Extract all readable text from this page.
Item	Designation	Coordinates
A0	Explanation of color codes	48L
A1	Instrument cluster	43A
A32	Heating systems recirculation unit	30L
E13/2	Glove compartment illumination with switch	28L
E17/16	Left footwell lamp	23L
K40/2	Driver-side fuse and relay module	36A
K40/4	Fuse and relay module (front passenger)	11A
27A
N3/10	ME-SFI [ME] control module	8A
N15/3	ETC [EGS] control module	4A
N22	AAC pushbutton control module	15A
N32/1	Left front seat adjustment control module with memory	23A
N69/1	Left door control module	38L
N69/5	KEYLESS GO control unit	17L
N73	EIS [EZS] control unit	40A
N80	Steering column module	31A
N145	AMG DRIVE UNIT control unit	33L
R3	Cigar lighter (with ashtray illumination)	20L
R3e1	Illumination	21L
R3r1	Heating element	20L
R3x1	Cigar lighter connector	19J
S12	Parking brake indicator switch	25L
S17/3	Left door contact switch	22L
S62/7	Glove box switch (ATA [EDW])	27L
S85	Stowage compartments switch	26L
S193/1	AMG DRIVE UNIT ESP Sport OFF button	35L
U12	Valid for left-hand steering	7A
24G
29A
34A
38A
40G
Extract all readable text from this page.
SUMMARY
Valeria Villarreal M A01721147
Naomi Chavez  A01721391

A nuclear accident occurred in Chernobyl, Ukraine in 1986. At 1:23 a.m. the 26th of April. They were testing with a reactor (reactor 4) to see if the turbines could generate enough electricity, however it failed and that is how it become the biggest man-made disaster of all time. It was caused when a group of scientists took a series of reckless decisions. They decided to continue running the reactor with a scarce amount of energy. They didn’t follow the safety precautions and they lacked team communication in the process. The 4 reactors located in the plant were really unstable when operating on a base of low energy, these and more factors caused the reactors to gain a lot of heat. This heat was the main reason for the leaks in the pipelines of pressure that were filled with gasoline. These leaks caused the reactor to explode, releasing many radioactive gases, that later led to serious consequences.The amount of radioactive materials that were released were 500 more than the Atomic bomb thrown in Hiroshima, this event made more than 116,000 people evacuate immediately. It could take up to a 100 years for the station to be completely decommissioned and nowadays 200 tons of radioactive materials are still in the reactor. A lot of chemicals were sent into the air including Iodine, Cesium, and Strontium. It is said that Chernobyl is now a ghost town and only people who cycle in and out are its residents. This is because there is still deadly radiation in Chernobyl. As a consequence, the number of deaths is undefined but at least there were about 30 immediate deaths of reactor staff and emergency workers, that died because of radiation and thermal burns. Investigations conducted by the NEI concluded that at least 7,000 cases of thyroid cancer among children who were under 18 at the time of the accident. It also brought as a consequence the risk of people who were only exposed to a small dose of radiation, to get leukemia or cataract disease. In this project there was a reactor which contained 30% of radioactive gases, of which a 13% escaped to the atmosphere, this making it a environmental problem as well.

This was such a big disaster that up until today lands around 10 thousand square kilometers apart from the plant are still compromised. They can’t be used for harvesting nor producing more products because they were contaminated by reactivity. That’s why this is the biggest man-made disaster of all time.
____________
### [Set task]
Search the records for the word "Cigar". Copy every line that has it.

### [Task output]
R3	Cigar lighter (with ashtray illumination)	20L
R3x1	Cigar lighter connector	19J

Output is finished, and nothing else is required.